→ TASK REQUIREMENTS: Select and reproduce each line of the listing below that bears the string "NACE".

→ SUPPLIED MATERIAL:
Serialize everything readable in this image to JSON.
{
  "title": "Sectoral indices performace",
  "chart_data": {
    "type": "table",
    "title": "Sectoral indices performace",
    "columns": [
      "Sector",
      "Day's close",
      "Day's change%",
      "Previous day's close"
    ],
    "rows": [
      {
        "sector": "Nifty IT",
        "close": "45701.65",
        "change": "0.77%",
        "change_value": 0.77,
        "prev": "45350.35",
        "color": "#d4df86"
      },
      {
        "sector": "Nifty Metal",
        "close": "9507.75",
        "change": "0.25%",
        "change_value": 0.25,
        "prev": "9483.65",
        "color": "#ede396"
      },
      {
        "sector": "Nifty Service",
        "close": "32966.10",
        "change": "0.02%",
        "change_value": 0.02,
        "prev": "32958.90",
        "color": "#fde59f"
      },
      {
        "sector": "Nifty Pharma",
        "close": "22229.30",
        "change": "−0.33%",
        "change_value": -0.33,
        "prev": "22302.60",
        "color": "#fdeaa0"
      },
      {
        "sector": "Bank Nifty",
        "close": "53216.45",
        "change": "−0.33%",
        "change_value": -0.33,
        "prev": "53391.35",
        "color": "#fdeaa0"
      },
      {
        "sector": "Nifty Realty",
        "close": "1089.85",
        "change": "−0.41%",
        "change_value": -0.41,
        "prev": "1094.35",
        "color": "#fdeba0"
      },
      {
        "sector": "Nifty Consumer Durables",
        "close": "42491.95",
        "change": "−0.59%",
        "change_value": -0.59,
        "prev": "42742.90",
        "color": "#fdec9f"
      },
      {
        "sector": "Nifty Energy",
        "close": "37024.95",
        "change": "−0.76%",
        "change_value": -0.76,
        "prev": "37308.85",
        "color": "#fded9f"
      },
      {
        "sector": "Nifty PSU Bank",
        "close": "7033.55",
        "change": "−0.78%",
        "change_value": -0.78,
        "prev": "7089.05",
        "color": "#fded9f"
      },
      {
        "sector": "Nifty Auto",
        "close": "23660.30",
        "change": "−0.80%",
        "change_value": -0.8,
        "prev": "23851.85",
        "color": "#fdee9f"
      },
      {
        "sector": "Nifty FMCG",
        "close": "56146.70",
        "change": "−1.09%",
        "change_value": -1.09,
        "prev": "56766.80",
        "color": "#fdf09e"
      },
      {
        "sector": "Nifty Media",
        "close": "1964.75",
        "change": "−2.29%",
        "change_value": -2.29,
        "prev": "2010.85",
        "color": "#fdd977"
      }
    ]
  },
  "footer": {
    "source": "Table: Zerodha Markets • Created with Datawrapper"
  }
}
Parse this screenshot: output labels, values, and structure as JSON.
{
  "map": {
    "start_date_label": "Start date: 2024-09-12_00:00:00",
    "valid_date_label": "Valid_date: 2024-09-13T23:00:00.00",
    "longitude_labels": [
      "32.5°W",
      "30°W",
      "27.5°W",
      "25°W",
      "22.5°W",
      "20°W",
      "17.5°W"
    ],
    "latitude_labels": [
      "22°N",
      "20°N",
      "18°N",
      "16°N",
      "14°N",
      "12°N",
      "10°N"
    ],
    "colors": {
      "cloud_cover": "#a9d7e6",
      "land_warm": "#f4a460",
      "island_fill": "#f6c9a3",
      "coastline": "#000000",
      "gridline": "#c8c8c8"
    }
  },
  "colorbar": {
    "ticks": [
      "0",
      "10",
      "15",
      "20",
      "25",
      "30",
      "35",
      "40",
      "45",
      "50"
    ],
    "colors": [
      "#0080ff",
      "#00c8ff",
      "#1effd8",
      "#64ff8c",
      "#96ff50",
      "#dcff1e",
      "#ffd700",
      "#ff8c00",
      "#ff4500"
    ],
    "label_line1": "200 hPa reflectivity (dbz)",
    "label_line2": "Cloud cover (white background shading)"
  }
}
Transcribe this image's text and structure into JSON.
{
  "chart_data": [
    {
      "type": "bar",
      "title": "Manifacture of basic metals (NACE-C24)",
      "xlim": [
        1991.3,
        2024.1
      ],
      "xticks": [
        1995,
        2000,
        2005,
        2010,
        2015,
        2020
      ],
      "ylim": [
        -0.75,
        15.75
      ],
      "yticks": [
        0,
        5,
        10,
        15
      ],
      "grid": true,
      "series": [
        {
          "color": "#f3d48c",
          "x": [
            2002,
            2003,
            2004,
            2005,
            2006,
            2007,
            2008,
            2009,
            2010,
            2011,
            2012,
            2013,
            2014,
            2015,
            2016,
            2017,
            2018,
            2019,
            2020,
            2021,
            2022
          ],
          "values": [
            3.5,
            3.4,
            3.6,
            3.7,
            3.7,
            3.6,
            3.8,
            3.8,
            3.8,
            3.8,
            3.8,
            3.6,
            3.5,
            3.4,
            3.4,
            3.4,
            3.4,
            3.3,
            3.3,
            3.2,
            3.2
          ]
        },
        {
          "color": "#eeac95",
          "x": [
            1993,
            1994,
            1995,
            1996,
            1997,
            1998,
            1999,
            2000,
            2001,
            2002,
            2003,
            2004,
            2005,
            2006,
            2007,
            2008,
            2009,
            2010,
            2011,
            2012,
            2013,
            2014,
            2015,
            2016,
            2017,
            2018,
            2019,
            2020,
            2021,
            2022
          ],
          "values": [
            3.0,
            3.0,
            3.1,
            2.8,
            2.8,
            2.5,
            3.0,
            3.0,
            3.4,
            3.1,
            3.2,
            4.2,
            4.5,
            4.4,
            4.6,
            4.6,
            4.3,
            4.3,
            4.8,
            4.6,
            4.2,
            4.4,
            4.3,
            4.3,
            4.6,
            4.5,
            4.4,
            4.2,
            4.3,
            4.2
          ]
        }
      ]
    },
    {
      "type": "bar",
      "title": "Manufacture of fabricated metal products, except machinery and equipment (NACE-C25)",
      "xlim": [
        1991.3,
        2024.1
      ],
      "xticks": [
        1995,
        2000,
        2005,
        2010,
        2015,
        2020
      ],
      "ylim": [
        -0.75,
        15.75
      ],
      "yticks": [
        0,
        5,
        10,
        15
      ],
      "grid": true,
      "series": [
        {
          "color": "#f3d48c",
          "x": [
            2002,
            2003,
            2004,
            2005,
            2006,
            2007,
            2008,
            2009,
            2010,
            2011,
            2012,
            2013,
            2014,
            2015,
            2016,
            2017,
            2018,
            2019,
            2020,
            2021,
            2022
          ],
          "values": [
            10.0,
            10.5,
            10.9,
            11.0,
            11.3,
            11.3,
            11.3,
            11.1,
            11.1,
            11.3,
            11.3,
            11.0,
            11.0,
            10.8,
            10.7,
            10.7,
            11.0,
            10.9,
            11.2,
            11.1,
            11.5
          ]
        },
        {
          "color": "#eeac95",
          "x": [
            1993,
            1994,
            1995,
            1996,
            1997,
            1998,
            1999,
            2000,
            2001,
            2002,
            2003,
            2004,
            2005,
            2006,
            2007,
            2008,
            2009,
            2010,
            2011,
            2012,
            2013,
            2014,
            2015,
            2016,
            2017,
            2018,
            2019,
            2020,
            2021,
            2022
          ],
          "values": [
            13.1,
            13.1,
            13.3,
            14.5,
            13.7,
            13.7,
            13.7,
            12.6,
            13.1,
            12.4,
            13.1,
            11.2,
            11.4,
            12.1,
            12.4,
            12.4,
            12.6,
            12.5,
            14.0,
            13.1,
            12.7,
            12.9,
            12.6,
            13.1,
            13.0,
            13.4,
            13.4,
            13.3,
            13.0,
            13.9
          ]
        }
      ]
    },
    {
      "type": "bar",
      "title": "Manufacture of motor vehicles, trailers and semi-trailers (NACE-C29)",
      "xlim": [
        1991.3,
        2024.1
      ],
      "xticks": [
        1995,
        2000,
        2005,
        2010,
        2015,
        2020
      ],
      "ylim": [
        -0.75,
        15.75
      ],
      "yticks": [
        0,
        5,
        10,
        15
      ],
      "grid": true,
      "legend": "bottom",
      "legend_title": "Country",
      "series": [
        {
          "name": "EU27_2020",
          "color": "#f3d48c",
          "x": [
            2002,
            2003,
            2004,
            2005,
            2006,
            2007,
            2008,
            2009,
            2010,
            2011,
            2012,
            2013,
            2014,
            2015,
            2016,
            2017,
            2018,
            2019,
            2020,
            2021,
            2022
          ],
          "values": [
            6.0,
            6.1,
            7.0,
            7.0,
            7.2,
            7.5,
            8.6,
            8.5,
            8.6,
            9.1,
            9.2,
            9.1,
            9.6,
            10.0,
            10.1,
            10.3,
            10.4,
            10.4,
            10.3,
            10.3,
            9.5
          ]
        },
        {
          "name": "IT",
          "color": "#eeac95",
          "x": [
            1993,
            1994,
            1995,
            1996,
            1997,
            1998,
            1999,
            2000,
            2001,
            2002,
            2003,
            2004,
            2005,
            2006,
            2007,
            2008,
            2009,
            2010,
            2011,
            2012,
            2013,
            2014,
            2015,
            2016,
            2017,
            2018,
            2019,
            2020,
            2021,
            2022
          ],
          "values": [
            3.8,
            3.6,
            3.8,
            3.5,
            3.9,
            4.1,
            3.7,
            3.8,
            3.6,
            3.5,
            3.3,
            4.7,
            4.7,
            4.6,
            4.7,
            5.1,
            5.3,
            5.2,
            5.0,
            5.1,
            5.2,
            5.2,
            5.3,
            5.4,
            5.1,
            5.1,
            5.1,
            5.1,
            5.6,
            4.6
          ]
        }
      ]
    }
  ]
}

→ EXERCISE ANSWER:
      "title": "Manifacture of basic metals (NACE-C24)",
      "title": "Manufacture of fabricated metal products, except machinery and equipment (NACE-C25)",
      "title": "Manufacture of motor vehicles, trailers and semi-trailers (NACE-C29)",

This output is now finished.